• Task requirements:
Please transcribe the records precisely; pictures stay out of your copy.

• Excerpted records:
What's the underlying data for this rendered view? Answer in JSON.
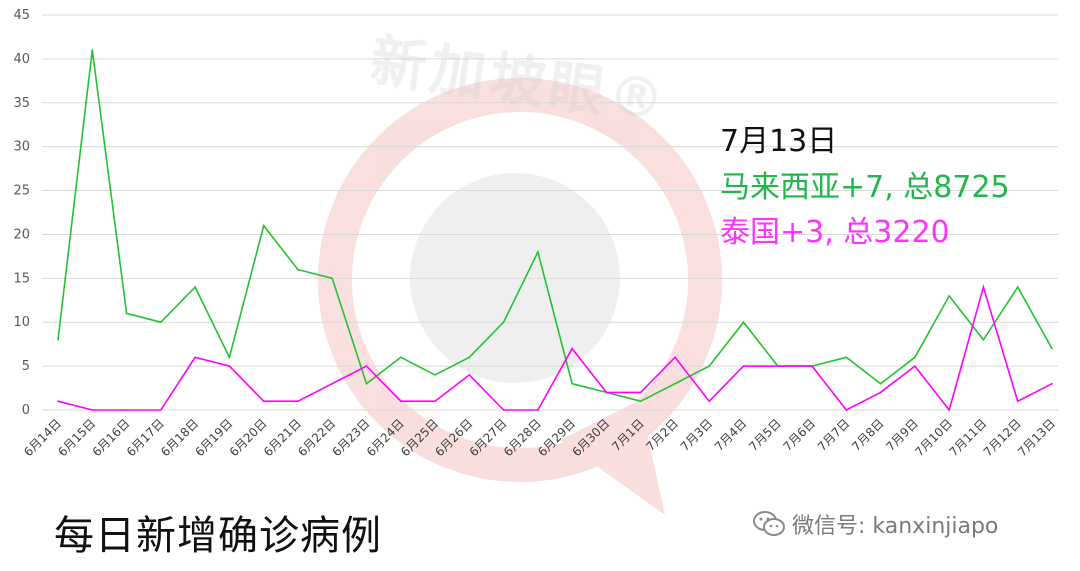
{
  "chart_data": {
    "type": "line",
    "categories": [
      "6月14日",
      "6月15日",
      "6月16日",
      "6月17日",
      "6月18日",
      "6月19日",
      "6月20日",
      "6月21日",
      "6月22日",
      "6月23日",
      "6月24日",
      "6月25日",
      "6月26日",
      "6月27日",
      "6月28日",
      "6月29日",
      "6月30日",
      "7月1日",
      "7月2日",
      "7月3日",
      "7月4日",
      "7月5日",
      "7月6日",
      "7月7日",
      "7月8日",
      "7月9日",
      "7月10日",
      "7月11日",
      "7月12日",
      "7月13日"
    ],
    "series": [
      {
        "values": [
          8,
          41,
          11,
          10,
          14,
          6,
          21,
          16,
          15,
          3,
          6,
          4,
          6,
          10,
          18,
          3,
          2,
          1,
          3,
          5,
          10,
          5,
          5,
          6,
          3,
          6,
          13,
          8,
          14,
          7
        ],
        "color": "#22c231"
      },
      {
        "values": [
          1,
          0,
          0,
          0,
          6,
          5,
          1,
          1,
          3,
          5,
          1,
          1,
          4,
          0,
          0,
          7,
          2,
          2,
          6,
          1,
          5,
          5,
          5,
          0,
          2,
          5,
          0,
          14,
          1,
          3
        ],
        "color": "#ff00ff"
      }
    ],
    "ylim": [
      0,
      45
    ],
    "yticks": [
      0,
      5,
      10,
      15,
      20,
      25,
      30,
      35,
      40,
      45
    ],
    "grid": true,
    "title": "每日新增确诊病例",
    "annotations": {
      "date": "7月13日",
      "malaysia": "马来西亚+7, 总8725",
      "thailand": "泰国+3, 总3220"
    }
  },
  "watermark": "新加坡眼®",
  "footer": {
    "wechat_label": "微信号: kanxinjiapo"
  }
}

• Response to the exercise:
What's the underlying data for this rendered view? Answer in JSON.
{
  "chart_data": {
    "type": "line",
    "categories": [
      "6月14日",
      "6月15日",
      "6月16日",
      "6月17日",
      "6月18日",
      "6月19日",
      "6月20日",
      "6月21日",
      "6月22日",
      "6月23日",
      "6月24日",
      "6月25日",
      "6月26日",
      "6月27日",
      "6月28日",
      "6月29日",
      "6月30日",
      "7月1日",
      "7月2日",
      "7月3日",
      "7月4日",
      "7月5日",
      "7月6日",
      "7月7日",
      "7月8日",
      "7月9日",
      "7月10日",
      "7月11日",
      "7月12日",
      "7月13日"
    ],
    "series": [
      {
        "values": [
          8,
          41,
          11,
          10,
          14,
          6,
          21,
          16,
          15,
          3,
          6,
          4,
          6,
          10,
          18,
          3,
          2,
          1,
          3,
          5,
          10,
          5,
          5,
          6,
          3,
          6,
          13,
          8,
          14,
          7
        ],
        "color": "#22c231"
      },
      {
        "values": [
          1,
          0,
          0,
          0,
          6,
          5,
          1,
          1,
          3,
          5,
          1,
          1,
          4,
          0,
          0,
          7,
          2,
          2,
          6,
          1,
          5,
          5,
          5,
          0,
          2,
          5,
          0,
          14,
          1,
          3
        ],
        "color": "#ff00ff"
      }
    ],
    "ylim": [
      0,
      45
    ],
    "yticks": [
      0,
      5,
      10,
      15,
      20,
      25,
      30,
      35,
      40,
      45
    ],
    "grid": true,
    "title": "每日新增确诊病例",
    "annotations": {
      "date": "7月13日",
      "malaysia": "马来西亚+7, 总8725",
      "thailand": "泰国+3, 总3220"
    }
  },
  "watermark": "新加坡眼®",
  "footer": {
    "wechat_label": "微信号: kanxinjiapo"
  }
}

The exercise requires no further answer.